Activity 1:
Quote the marijuana policy article from "A spate of large-scale" to "more deadly drugs.".
Activity 2:
Answer these questions from the marijuana policy article:
(a) Which president signed the Marijuana Tax Act?
(b) Who is named as director of the Office of National Drug Control Policy?
(c) How many kilos of marijuana were seized in federal operations in 2006?

Selected excerpt:

□ □ □ □ □ □ □

Is the Nation's Marijuana Policy Misguided?
Critics contend the government should use funds to battle meth, not pot.
Aug. 1, 2007 — -- Since the Marijuana Tax Act — the first anti-marijuana federal law — was signed by President Roosevelt 70 years ago Thursday, the debate over the drug's effects, dangers and criminalization has raged unabated.
The Bush administration has made marijuana its prime target in the war on drugs, spending billions of dollars on education campaigns and law enforcement activities. Critics, however, contend that the war on pot has allowed for the proliferation of other more dangerous drugs like methamphetamine and crack cocaine.
Unsurprisingly, much of the criticism of federal law comes from pro-marijuana lobbying groups that believe the drug should, in some instances, be decriminalized.
More surprisingly, however, is criticism from politicians and law enforcement officers, in areas ravaged by meth use, who say the government's war on marijuana is being fought at the expense of the battle to rid the country of methamphetamine.
As security at the nation's borders tightens, more marijuana busts are related to domestic growing operations — illicit businesses that are increasingly hidden in suburban homes, called "grow houses."
A spate of large-scale busts in recent months from South Carolina to California has allowed John Walters, director of the Office of National Drug Control Policy, to reiterate the government's position that marijuana is extremely dangerous and a gateway to more deadly drugs.
There were 322,438 kilos of marijuana seized in federal operations in 2006, up from 283,344 the previous year.

□ □ □ □ □ □ □

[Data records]
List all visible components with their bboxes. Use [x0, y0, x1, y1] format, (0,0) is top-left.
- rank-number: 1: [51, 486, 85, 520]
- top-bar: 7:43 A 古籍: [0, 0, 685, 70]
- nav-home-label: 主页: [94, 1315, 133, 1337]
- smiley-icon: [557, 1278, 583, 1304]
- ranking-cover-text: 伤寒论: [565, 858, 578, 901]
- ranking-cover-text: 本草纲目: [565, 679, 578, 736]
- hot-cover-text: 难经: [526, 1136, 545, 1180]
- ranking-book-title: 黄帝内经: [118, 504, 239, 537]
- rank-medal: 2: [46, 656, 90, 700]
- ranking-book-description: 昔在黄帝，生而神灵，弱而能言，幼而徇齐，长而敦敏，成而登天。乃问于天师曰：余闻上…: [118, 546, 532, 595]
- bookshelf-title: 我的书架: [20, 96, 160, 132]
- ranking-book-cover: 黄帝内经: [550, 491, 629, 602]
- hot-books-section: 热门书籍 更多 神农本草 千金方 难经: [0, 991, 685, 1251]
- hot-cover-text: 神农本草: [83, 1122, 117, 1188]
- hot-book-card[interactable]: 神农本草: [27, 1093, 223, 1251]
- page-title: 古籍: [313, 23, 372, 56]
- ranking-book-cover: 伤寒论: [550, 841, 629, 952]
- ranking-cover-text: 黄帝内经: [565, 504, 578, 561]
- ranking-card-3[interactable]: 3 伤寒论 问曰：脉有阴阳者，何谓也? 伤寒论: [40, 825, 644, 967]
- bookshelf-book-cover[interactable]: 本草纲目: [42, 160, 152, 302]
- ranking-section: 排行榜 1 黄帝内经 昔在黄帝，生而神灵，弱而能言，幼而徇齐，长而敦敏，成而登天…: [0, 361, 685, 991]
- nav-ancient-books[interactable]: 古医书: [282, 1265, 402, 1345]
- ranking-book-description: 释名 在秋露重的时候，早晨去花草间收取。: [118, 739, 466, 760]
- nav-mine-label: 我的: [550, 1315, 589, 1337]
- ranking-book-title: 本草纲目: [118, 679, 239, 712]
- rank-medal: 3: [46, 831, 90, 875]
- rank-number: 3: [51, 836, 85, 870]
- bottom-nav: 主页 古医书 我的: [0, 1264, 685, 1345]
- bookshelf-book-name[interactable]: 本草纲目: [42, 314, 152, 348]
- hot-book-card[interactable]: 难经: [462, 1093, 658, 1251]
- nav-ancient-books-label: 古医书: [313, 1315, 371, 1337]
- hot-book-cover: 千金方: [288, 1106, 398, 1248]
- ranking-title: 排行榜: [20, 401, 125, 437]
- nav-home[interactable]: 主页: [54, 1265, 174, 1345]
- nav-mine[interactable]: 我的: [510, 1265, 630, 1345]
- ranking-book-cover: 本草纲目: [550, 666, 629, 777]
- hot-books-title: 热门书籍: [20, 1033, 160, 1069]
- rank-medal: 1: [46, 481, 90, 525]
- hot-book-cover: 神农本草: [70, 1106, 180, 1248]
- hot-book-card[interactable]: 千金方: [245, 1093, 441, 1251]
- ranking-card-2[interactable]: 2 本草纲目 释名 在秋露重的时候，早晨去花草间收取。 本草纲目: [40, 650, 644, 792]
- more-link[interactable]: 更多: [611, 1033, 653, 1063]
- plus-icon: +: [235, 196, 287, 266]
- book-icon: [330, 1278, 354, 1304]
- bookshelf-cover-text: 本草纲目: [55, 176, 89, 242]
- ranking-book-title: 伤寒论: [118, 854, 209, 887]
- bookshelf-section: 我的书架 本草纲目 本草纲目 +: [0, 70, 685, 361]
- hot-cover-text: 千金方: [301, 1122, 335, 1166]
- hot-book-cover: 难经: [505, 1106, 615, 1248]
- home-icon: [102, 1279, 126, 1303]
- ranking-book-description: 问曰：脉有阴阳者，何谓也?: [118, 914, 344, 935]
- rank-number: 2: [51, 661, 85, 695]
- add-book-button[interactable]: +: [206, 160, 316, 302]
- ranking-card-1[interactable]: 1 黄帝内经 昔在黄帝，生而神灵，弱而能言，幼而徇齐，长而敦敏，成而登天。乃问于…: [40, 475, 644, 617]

□ □ □ □ □ □ □

Expected answer 1:
A spate of large-scale busts in recent months from South Carolina to California has allowed John Walters, director of the Office of National Drug Control Policy, to reiterate the government's position that marijuana is extremely dangerous and a gateway to more deadly drugs.

Expected answer 2:
(a) President Roosevelt
(b) John Walters
(c) 322,438 kilos